# What is required
Go through the records below line by line. Count the lines with "Possibility" and give the count alone.

# Figure data in JSON

########################################

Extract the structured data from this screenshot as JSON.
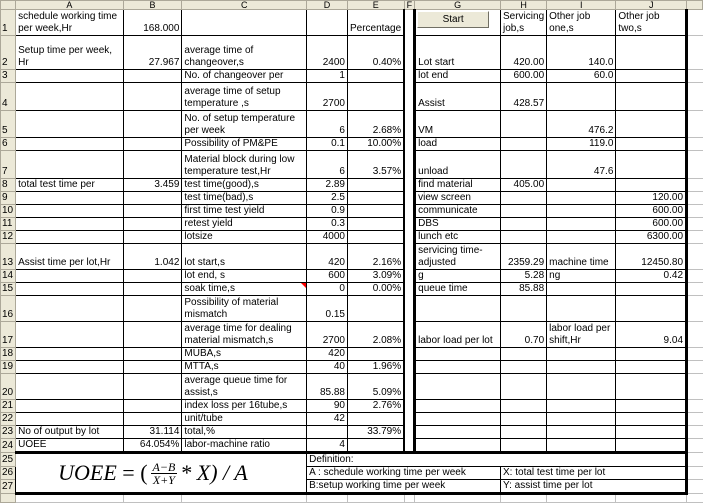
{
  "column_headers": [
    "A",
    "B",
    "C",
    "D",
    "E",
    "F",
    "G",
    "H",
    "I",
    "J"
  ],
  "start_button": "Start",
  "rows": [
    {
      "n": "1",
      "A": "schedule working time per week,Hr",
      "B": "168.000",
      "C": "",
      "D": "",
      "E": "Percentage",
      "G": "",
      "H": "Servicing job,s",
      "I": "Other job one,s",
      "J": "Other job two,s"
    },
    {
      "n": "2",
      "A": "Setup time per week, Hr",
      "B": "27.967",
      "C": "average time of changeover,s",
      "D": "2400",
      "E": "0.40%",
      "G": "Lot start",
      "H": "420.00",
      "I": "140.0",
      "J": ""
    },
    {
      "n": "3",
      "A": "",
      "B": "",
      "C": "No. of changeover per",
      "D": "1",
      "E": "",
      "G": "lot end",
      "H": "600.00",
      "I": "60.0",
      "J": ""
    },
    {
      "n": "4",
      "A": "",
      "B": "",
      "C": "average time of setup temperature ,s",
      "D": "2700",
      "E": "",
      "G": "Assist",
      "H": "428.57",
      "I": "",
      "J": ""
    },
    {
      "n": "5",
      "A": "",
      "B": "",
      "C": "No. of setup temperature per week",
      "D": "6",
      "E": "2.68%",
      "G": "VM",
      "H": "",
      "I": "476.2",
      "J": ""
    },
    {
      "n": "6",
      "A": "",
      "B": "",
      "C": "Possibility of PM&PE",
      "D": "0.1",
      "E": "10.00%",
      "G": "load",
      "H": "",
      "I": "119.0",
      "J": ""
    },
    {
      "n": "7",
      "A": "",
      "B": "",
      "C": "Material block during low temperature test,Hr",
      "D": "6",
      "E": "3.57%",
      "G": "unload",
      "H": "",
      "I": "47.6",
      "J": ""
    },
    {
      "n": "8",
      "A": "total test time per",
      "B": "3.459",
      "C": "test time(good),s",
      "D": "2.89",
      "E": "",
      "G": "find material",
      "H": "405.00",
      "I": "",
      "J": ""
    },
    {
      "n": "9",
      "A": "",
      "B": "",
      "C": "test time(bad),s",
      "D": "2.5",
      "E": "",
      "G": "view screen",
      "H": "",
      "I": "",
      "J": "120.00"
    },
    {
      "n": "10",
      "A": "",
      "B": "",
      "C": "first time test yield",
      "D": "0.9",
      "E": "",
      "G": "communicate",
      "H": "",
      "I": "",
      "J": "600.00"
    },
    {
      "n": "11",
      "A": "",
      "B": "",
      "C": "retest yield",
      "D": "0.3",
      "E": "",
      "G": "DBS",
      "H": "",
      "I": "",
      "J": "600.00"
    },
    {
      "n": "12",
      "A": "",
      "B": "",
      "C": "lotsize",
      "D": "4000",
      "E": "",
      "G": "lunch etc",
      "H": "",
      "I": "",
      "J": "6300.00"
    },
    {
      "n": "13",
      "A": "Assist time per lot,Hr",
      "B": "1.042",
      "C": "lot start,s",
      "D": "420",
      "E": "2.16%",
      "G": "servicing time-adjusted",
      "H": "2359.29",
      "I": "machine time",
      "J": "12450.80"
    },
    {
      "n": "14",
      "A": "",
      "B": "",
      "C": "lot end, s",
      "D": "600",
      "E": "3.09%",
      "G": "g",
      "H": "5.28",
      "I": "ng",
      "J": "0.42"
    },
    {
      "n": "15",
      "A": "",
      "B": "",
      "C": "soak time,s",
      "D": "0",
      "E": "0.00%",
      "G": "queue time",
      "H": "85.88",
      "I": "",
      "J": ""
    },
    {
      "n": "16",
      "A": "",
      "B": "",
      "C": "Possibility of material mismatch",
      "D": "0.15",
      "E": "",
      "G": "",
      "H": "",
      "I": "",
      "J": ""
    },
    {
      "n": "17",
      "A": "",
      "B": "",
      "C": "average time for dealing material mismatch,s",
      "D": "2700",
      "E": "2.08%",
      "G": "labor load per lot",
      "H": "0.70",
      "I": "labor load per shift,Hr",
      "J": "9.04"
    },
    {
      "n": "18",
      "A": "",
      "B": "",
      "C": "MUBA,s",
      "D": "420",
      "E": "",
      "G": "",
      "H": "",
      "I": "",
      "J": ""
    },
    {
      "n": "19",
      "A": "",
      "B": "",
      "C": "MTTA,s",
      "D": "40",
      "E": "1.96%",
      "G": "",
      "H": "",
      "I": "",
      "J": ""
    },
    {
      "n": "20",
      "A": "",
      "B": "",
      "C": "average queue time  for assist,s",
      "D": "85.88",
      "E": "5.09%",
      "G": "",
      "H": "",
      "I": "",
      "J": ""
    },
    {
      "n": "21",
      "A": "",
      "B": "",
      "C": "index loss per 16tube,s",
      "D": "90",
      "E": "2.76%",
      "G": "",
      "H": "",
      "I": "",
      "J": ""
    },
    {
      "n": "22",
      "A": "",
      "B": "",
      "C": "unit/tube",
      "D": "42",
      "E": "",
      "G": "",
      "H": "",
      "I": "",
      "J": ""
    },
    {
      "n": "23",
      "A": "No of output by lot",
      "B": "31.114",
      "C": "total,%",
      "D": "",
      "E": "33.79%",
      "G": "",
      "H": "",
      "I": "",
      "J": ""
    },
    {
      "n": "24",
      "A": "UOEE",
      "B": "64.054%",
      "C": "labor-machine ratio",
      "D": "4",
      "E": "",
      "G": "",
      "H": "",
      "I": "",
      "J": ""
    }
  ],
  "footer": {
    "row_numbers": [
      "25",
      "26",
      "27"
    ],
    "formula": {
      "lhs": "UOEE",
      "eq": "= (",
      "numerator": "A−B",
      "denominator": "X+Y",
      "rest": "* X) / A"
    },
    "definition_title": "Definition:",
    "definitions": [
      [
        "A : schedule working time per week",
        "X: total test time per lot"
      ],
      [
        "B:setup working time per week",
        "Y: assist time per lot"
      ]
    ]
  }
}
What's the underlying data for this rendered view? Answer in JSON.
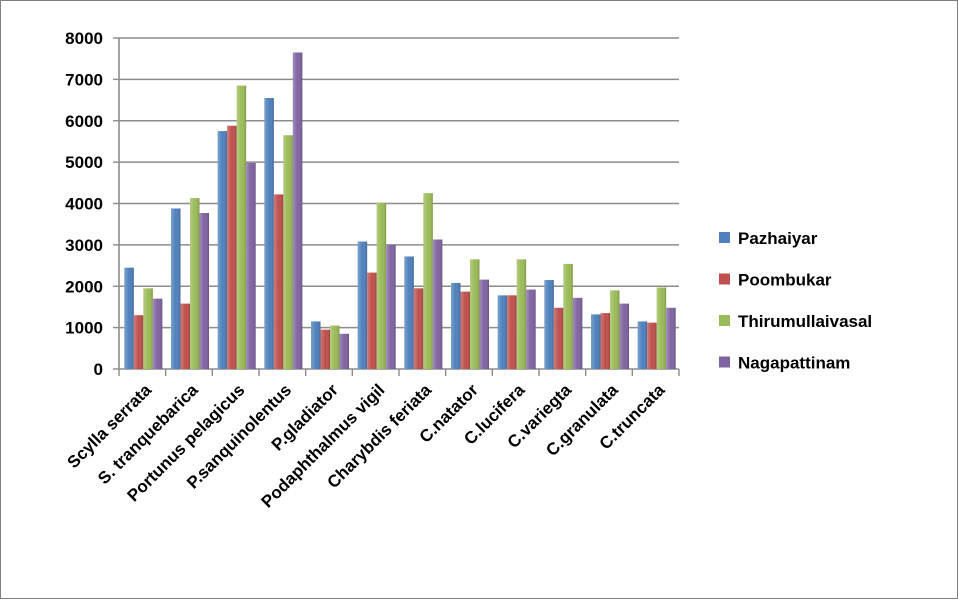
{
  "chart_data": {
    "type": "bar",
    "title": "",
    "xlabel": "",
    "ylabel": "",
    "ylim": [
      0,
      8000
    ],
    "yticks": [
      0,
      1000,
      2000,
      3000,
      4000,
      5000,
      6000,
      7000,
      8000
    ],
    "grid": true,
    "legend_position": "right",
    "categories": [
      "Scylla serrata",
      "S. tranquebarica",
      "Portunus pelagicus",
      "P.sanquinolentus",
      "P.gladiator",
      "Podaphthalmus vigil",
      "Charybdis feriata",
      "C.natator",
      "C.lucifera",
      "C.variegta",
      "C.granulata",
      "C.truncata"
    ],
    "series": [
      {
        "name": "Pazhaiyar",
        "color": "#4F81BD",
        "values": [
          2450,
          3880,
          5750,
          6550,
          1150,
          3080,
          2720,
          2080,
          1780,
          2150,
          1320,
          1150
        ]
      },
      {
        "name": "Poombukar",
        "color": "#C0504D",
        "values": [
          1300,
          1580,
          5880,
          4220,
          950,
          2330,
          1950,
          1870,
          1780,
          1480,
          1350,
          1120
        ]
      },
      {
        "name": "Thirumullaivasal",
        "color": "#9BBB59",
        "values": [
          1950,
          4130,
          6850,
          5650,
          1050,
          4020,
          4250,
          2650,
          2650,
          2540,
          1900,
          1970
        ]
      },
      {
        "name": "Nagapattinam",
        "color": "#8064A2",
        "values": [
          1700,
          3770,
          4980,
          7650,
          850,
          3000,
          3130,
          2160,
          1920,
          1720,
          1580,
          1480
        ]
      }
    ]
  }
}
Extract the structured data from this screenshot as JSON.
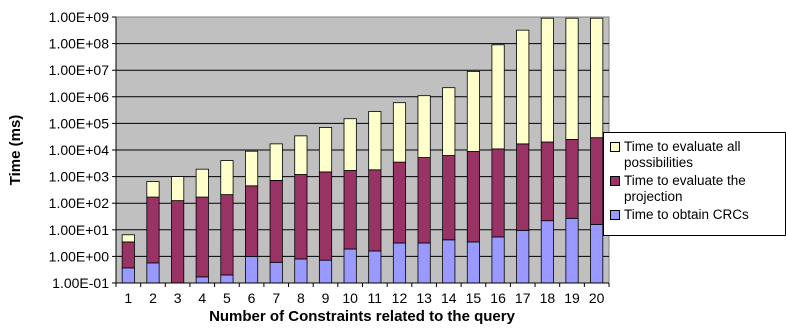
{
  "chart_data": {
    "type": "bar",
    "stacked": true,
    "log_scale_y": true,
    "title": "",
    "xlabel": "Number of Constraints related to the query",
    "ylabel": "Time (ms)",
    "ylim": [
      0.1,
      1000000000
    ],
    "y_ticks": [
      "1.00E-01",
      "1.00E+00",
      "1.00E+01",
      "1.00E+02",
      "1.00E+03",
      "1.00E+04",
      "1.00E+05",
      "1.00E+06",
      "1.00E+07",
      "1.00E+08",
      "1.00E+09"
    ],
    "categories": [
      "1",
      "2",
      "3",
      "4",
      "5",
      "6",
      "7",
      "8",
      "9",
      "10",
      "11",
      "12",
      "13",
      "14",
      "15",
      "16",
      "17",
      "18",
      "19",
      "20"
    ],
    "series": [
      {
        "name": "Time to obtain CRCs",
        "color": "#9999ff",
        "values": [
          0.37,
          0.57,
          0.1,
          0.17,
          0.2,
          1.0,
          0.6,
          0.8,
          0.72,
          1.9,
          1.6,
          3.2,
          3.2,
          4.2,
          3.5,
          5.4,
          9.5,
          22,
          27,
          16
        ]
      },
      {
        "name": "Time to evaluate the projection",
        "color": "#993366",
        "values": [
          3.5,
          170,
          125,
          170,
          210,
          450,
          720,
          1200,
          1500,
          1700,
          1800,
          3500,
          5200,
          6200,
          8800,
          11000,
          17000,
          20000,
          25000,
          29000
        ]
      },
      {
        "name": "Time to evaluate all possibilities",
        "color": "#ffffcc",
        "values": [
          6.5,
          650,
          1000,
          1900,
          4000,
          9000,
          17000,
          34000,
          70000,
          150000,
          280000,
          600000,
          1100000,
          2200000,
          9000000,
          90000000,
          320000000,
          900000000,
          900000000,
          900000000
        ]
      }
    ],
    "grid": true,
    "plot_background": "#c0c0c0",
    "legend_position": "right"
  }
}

########################################

# Finished answer
2